EXERCISE TASKS:
1 – From the page on Solr published-only indexing below, reproduce word for word the passage from "Solr Published-Only Indexing" to "publicly available content.".
2 – The page on Solr published-only indexing below says no additional filtering is needed at search time. In one to three sentences, explain why, based on the page.
3 – Using the page on Solr published-only indexing below, decide whether each statement agrees with the page. Answer yes or no for each and quote the words from the page that decide it.
(a) When indexObject() receives an unpublished object, it returns false.
(b) The published-only filtering is applied at the search level.
(c) A smaller index improves search speed.
[START TEXT BLOCK]
Solr Published-Only Indexing
Overview
OpenRegister implements a published-only indexing strategy for Apache Solr search functionality. This design decision ensures that only objects with a published date are indexed to Solr, keeping search results relevant and secure by only showing publicly available content.
Architecture Decision
Why Published-Only?
- User Experience: Search results only contain content that users should see
- Performance: Smaller index size improves search speed and reduces resource usage
- Security: Prevents accidental exposure of draft or unpublished content
- Relevance: Maintains high-quality search results by excluding work-in-progress items
Implementation Strategy
The published-only filtering is implemented at the indexing level rather than the search level:
- Indexing Time: Objects are filtered before being sent to Solr
- Search Time: No additional filtering needed since only published objects exist in the index
- Performance: Optimal search performance with smaller index size
Technical Implementation
Code Locations
The published-only logic is implemented in lib/Service/GuzzleSolrService.php:
// Single object indexing
public function indexObject(ObjectEntity $object, bool $commit = false): bool
{
// Check if object is published
if (!$object->getPublished()) {
return true; // Skip unpublished objects
}
// ... continue with indexing
}
// Bulk indexing
foreach ($objects as $object) {
if ($objectEntity && $objectEntity->getPublished()) {
$documents[] = $this->createSolrDocument($objectEntity, $solrFieldTypes);
} else {
$skippedUnpublished++;
}
}
Affected Methods
indexObject()- Single object indexing from object subscribersbulkIndexFromDatabase()- Serial bulk indexing for warmup operationsbulkIndexFromDatabaseOptimized()- Optimized bulk indexing for large datasets
Monitoring and Statistics
The system provides comprehensive monitoring through the Solr Configuration dashboard:
Database vs Solr Metrics
- Published Count: Objects in database with
published IS NOT NULL - Indexed Count: Documents actually stored in Solr index
- Comparison: Dashboard shows both counts to identify indexing gaps
Dashboard Display
<div class="stat-card">
<h5>Indexed Documents</h5>
<p>{{ formatNumber(solrStats.document_count || 0) }}</p>
<small v-if="solrStats.published_count" class="published-info">
{{ formatNumber(solrStats.published_count) }} published objects available
</small>
</div>
Operational Considerations
Indexing Workflow
- Object Creation: New objects are not indexed until published
- Publishing: When an object gets a
publisheddate, it becomes eligible for indexing - Updates: Published objects are re-indexed when modified
- Unpublishing: Objects lose their
publisheddate but remain in Solr (manual cleanup needed)
[END TEXT BLOCK]
[START DATA SUPPLIED]
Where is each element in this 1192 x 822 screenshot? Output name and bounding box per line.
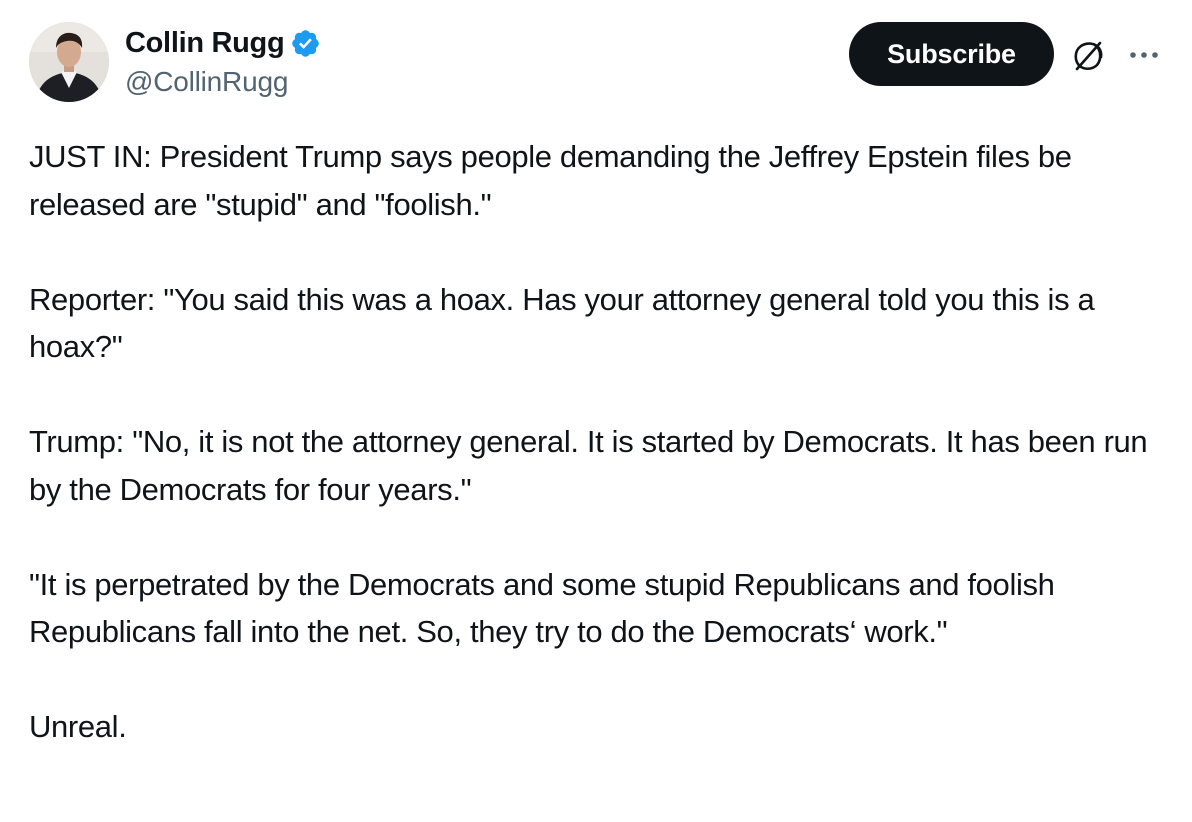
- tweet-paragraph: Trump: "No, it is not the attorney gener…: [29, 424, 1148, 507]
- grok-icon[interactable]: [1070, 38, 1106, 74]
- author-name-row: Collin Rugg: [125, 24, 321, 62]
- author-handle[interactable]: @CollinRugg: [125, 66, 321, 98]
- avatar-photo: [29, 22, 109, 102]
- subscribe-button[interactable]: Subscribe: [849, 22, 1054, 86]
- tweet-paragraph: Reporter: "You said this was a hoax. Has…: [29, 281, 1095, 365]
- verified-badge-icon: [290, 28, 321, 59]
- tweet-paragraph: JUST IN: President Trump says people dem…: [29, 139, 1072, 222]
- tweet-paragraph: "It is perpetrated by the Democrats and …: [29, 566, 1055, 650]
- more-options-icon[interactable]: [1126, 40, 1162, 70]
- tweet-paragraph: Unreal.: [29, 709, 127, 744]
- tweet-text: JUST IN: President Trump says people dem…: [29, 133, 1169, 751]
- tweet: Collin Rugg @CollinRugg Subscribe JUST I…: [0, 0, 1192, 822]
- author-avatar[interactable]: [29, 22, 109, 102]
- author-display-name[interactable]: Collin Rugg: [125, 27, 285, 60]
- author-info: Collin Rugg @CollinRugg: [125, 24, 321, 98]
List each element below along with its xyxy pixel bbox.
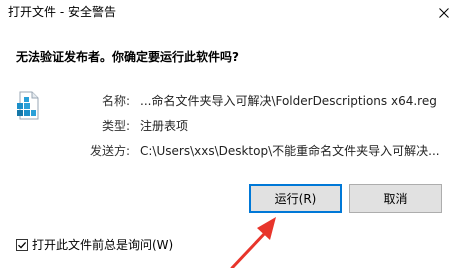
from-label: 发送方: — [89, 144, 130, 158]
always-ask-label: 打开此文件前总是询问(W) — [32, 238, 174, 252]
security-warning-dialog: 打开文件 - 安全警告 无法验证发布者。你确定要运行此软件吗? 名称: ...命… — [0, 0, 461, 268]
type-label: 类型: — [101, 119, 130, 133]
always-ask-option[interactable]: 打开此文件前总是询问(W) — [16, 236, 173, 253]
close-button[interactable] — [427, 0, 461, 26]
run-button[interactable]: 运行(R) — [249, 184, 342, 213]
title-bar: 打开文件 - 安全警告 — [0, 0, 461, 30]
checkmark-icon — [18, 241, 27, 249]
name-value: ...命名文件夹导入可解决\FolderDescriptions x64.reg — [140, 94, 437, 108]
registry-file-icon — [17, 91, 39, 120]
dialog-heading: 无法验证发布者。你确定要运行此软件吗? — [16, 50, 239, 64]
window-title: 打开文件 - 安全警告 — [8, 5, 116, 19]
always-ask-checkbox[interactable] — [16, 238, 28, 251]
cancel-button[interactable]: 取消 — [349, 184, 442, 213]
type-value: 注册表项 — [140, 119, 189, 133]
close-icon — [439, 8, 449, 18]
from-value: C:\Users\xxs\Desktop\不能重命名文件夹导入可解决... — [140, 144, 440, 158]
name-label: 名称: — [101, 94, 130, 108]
[END DATA SUPPLIED]
EXERCISE RESULTS:
1 –
Solr Published-Only Indexing
Overview
OpenRegister implements a published-only indexing strategy for Apache Solr search functionality. This design decision ensures that only objects with a published date are indexed to Solr, keeping search results relevant and secure by only showing publicly available content.

2 – The published-only filtering happens at the indexing level, so objects are filtered before they are sent to Solr. As a result, only published objects exist in the index, and no extra filtering is needed when searching.

3 –
(a) No: "return true; // Skip unpublished objects"
(b) No: "implemented at the indexing level rather than the search level"
(c) Yes: "Smaller index size improves search speed and reduces resource usage"